[Stored items]
● ● ● ● ●
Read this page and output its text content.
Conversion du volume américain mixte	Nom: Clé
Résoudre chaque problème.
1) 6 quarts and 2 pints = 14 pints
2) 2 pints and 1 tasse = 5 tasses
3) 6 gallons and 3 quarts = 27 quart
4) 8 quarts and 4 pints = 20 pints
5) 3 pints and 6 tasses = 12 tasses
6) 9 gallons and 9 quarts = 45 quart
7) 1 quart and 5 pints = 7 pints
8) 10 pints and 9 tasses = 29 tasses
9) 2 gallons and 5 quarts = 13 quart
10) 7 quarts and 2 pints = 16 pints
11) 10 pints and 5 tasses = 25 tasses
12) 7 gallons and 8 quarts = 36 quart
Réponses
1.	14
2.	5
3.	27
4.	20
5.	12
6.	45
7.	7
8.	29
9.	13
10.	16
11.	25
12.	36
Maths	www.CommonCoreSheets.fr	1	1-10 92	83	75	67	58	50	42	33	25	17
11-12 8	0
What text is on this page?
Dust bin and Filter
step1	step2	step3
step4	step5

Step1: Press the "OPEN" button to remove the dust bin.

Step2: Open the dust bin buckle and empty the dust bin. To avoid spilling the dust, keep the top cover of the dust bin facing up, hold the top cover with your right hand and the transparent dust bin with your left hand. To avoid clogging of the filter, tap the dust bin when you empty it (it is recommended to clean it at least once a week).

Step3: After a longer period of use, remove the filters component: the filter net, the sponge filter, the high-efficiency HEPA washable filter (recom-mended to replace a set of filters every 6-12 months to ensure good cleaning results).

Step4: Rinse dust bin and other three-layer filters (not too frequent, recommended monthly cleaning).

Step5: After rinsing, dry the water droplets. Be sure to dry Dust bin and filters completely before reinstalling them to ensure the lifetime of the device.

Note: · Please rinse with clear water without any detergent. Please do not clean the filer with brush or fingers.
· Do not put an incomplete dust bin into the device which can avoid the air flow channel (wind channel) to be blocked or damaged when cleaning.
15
● ● ● ● ●
■ **THE PROBLEM**
Tally how many lines of the data include the word "device". Write the number and nothing else.

■ **REPLY**
2